Copy out all lines that carry the word "black".

**** RECORDED DATA ****

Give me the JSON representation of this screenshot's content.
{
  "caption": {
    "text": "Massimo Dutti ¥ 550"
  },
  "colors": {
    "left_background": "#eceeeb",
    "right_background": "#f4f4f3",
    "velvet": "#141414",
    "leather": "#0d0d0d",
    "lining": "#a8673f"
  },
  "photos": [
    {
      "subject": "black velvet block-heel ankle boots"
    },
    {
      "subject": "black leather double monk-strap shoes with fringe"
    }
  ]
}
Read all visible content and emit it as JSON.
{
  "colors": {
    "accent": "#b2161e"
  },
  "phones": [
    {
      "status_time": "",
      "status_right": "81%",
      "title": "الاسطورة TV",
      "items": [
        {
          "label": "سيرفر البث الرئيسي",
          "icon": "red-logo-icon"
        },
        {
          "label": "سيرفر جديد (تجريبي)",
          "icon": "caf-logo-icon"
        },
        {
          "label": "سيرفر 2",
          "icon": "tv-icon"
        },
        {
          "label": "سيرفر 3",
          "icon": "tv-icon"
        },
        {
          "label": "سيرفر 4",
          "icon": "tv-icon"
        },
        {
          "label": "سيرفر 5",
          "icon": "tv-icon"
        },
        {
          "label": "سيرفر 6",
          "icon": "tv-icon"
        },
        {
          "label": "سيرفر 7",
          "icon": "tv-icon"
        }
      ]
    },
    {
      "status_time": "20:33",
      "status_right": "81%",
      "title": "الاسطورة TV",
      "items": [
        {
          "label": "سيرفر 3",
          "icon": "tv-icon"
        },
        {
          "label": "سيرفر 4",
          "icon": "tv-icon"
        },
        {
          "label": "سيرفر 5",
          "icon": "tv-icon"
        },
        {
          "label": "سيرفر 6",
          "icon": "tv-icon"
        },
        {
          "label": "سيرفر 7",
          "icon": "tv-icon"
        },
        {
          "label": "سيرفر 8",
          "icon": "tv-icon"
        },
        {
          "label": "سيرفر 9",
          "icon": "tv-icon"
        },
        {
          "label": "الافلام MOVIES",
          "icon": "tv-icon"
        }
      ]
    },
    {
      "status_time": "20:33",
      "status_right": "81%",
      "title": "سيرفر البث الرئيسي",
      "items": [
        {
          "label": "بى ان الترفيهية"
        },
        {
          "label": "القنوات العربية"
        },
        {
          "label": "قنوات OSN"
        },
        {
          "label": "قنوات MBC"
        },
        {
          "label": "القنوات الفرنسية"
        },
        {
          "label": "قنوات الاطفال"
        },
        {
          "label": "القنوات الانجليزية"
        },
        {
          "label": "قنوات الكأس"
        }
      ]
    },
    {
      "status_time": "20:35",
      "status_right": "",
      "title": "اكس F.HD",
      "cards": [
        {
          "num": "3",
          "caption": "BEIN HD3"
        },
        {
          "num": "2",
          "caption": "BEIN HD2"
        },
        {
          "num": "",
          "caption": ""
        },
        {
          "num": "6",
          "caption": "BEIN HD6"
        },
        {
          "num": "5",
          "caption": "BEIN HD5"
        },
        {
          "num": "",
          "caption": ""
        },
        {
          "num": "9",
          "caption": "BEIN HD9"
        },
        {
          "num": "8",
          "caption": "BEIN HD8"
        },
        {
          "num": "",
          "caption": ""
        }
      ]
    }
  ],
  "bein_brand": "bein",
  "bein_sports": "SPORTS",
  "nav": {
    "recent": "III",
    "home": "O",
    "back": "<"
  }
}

****

**RESULT OF THE TASK**
      "subject": "black velvet block-heel ankle boots"
      "subject": "black leather double monk-strap shoes with fringe"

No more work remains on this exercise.